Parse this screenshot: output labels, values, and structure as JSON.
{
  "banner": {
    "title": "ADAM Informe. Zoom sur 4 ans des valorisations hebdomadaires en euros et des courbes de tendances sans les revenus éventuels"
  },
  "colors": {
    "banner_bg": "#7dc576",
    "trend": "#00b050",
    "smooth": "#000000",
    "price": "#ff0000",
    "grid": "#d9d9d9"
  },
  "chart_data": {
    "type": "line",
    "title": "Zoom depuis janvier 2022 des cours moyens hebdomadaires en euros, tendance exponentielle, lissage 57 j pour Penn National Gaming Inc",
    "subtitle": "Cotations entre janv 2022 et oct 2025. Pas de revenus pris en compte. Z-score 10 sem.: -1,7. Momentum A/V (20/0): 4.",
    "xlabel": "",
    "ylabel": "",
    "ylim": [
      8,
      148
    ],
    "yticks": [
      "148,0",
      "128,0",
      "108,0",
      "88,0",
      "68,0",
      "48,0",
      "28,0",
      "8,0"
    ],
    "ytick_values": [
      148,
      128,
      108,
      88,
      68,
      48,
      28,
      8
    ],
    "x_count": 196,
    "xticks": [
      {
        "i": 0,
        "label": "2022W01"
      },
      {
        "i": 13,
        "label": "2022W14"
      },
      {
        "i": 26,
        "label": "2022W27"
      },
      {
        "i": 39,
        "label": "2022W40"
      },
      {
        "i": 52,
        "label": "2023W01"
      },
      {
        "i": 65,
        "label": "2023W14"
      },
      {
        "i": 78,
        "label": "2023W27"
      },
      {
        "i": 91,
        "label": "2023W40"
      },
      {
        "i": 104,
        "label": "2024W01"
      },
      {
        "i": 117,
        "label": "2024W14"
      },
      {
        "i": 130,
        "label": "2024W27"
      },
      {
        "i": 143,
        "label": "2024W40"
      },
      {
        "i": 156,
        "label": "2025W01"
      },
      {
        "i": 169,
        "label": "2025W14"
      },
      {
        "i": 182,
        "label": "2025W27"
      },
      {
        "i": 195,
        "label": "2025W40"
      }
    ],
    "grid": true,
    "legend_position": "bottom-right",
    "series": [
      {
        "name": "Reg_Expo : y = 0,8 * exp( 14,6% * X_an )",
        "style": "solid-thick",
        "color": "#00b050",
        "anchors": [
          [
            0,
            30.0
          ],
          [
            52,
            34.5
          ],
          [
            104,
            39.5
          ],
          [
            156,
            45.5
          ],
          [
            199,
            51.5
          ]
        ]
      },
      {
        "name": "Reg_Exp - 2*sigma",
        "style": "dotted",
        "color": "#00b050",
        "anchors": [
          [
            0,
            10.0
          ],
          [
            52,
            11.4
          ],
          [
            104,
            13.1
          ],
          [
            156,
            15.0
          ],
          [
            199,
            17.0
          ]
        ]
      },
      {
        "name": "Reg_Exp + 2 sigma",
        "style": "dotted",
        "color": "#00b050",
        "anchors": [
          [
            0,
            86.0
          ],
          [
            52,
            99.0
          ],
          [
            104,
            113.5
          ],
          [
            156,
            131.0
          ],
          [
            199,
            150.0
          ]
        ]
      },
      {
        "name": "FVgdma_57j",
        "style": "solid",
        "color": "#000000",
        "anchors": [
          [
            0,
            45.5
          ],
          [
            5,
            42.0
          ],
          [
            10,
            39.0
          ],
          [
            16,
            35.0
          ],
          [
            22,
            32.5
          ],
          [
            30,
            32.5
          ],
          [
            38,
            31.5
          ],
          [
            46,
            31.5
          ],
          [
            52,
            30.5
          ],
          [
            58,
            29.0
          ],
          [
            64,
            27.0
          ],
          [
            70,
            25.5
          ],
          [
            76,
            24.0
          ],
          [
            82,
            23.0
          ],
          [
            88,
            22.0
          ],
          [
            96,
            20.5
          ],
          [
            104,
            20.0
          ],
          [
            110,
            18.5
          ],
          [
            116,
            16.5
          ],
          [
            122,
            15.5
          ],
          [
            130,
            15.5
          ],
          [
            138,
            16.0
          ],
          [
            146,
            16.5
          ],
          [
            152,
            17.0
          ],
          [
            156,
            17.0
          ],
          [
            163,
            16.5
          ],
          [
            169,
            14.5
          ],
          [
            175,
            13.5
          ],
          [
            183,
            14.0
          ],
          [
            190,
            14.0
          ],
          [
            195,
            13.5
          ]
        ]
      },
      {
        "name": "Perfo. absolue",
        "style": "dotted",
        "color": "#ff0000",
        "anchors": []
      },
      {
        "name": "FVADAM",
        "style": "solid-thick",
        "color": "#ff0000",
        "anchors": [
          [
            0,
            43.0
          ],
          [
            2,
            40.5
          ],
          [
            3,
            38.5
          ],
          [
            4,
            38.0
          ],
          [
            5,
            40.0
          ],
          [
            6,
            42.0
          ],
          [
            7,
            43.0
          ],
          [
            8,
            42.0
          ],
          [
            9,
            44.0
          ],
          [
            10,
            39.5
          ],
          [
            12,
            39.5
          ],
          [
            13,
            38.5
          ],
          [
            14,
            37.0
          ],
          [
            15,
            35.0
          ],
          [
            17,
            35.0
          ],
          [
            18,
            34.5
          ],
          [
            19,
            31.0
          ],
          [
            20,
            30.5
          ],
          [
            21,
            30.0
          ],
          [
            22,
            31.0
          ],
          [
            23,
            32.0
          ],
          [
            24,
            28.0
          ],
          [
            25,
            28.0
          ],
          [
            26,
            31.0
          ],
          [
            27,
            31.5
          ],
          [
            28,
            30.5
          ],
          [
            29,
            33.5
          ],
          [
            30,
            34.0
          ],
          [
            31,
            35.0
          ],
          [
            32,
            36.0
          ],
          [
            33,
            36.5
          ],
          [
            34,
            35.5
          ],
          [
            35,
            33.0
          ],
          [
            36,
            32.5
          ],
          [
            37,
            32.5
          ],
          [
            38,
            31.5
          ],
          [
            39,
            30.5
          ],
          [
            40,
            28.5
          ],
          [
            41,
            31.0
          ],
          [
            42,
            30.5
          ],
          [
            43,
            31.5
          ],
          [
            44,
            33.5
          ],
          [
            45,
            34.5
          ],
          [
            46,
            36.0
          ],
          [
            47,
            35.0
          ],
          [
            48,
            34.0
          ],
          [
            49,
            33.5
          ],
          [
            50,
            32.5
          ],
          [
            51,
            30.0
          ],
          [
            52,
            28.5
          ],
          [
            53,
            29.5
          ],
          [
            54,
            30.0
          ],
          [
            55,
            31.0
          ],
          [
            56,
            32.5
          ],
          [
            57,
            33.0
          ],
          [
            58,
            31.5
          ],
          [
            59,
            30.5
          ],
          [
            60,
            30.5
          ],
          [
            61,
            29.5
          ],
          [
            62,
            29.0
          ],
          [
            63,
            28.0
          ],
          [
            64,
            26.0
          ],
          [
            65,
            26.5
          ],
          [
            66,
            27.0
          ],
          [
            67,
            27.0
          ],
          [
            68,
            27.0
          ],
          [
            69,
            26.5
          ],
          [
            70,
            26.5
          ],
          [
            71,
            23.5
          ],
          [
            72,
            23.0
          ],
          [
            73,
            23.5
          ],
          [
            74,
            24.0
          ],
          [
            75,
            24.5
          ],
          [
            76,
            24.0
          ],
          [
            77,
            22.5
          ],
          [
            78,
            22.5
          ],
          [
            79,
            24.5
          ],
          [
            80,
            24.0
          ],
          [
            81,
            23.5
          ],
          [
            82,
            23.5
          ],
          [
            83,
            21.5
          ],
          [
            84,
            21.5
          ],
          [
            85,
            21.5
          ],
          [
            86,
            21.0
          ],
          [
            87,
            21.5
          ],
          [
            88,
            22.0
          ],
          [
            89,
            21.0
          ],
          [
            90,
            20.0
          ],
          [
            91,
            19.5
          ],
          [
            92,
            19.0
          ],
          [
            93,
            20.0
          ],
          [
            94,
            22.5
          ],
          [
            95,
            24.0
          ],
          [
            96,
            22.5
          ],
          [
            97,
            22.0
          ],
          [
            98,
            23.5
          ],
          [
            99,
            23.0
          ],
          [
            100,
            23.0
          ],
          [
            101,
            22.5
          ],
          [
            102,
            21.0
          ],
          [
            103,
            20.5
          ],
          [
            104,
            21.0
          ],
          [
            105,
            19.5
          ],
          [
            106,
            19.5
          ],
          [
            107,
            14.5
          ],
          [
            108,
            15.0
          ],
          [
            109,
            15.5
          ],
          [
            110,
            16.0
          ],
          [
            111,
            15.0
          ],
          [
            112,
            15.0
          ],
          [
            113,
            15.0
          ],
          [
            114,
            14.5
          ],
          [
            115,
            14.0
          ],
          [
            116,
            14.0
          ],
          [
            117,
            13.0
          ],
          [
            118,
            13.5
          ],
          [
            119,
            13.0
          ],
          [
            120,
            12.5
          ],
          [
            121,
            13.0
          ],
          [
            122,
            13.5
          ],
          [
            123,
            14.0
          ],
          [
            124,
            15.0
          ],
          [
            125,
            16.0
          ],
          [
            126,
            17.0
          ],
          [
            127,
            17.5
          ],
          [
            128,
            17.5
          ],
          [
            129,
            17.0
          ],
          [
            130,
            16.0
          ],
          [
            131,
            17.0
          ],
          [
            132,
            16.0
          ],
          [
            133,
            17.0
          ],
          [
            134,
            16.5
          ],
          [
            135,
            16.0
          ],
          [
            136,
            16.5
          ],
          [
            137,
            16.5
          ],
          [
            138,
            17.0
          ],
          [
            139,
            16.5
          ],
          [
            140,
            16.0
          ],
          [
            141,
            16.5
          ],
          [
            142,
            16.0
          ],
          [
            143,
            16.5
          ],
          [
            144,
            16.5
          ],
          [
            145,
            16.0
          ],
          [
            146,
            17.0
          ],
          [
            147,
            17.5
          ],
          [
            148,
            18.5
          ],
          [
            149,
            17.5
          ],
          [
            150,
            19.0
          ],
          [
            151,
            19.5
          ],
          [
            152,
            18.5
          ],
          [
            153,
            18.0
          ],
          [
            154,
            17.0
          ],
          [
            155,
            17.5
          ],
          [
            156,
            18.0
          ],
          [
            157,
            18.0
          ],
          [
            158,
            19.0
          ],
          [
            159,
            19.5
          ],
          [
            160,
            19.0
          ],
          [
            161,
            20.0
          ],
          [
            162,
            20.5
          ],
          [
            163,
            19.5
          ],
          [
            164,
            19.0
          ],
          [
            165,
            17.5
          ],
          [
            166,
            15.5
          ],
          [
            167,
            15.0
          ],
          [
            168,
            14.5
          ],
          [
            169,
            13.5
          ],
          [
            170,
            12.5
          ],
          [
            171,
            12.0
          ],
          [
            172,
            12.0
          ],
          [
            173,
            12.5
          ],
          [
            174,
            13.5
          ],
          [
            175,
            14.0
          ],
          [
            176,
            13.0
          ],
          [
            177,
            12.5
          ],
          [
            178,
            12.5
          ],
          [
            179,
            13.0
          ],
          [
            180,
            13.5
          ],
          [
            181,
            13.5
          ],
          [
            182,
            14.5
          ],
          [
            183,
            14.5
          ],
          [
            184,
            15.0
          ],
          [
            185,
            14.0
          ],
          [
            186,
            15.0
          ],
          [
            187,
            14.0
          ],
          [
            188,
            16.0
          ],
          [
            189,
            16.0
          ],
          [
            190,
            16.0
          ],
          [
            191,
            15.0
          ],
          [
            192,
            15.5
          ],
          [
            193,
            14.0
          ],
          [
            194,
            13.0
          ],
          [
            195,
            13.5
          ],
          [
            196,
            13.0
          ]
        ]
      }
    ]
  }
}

------------------------------------------------------------------------

* _TASK_:
In the listing, find each line with the string "name" and copy it.

* _THE REPLY_:
        "name": "Reg_Expo : y = 0,8 * exp( 14,6% * X_an )",
        "name": "Reg_Exp - 2*sigma",
        "name": "Reg_Exp + 2 sigma",
        "name": "FVgdma_57j",
        "name": "Perfo. absolue",
        "name": "FVADAM",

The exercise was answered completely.